Restate the full listing word for word and leave the pictures out.

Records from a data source
--- BEGIN ---
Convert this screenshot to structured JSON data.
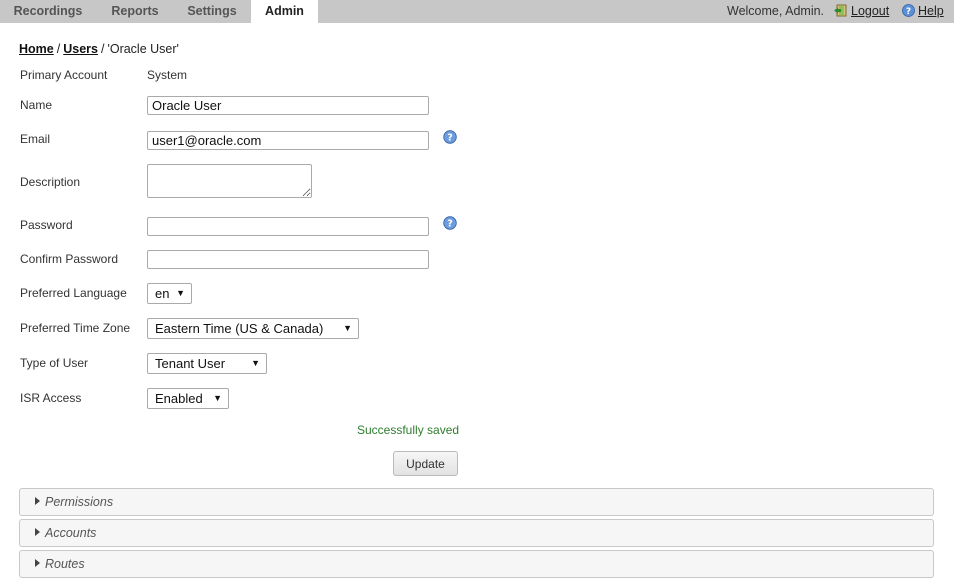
{
  "nav": {
    "tabs": [
      {
        "label": "Recordings"
      },
      {
        "label": "Reports"
      },
      {
        "label": "Settings"
      },
      {
        "label": "Admin",
        "active": true
      }
    ],
    "welcome": "Welcome, Admin.",
    "logout": "Logout",
    "help": "Help",
    "logout_icon": "logout-door-icon",
    "help_icon": "help-question-icon"
  },
  "breadcrumb": {
    "home": "Home",
    "users": "Users",
    "current": "'Oracle User'",
    "separator": "/"
  },
  "form": {
    "primary_account": {
      "label": "Primary Account",
      "value": "System"
    },
    "name": {
      "label": "Name",
      "value": "Oracle User"
    },
    "email": {
      "label": "Email",
      "value": "user1@oracle.com"
    },
    "description": {
      "label": "Description",
      "value": ""
    },
    "password": {
      "label": "Password",
      "value": ""
    },
    "confirm_password": {
      "label": "Confirm Password",
      "value": ""
    },
    "preferred_language": {
      "label": "Preferred Language",
      "value": "en"
    },
    "preferred_time_zone": {
      "label": "Preferred Time Zone",
      "value": "Eastern Time (US & Canada)"
    },
    "type_of_user": {
      "label": "Type of User",
      "value": "Tenant User"
    },
    "isr_access": {
      "label": "ISR Access",
      "value": "Enabled"
    },
    "status_message": "Successfully saved",
    "update_button": "Update"
  },
  "panels": [
    {
      "title": "Permissions"
    },
    {
      "title": "Accounts"
    },
    {
      "title": "Routes"
    }
  ],
  "colors": {
    "topbar": "#c7c7c7",
    "success": "#2e7d2e",
    "help_icon": "#3a74c4"
  }
}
--- END ---
**RESULT OF THIS TASK:**
Convert this screenshot to structured JSON data.
{
  "nav": {
    "tabs": [
      {
        "label": "Recordings"
      },
      {
        "label": "Reports"
      },
      {
        "label": "Settings"
      },
      {
        "label": "Admin",
        "active": true
      }
    ],
    "welcome": "Welcome, Admin.",
    "logout": "Logout",
    "help": "Help",
    "logout_icon": "logout-door-icon",
    "help_icon": "help-question-icon"
  },
  "breadcrumb": {
    "home": "Home",
    "users": "Users",
    "current": "'Oracle User'",
    "separator": "/"
  },
  "form": {
    "primary_account": {
      "label": "Primary Account",
      "value": "System"
    },
    "name": {
      "label": "Name",
      "value": "Oracle User"
    },
    "email": {
      "label": "Email",
      "value": "user1@oracle.com"
    },
    "description": {
      "label": "Description",
      "value": ""
    },
    "password": {
      "label": "Password",
      "value": ""
    },
    "confirm_password": {
      "label": "Confirm Password",
      "value": ""
    },
    "preferred_language": {
      "label": "Preferred Language",
      "value": "en"
    },
    "preferred_time_zone": {
      "label": "Preferred Time Zone",
      "value": "Eastern Time (US & Canada)"
    },
    "type_of_user": {
      "label": "Type of User",
      "value": "Tenant User"
    },
    "isr_access": {
      "label": "ISR Access",
      "value": "Enabled"
    },
    "status_message": "Successfully saved",
    "update_button": "Update"
  },
  "panels": [
    {
      "title": "Permissions"
    },
    {
      "title": "Accounts"
    },
    {
      "title": "Routes"
    }
  ],
  "colors": {
    "topbar": "#c7c7c7",
    "success": "#2e7d2e",
    "help_icon": "#3a74c4"
  }
}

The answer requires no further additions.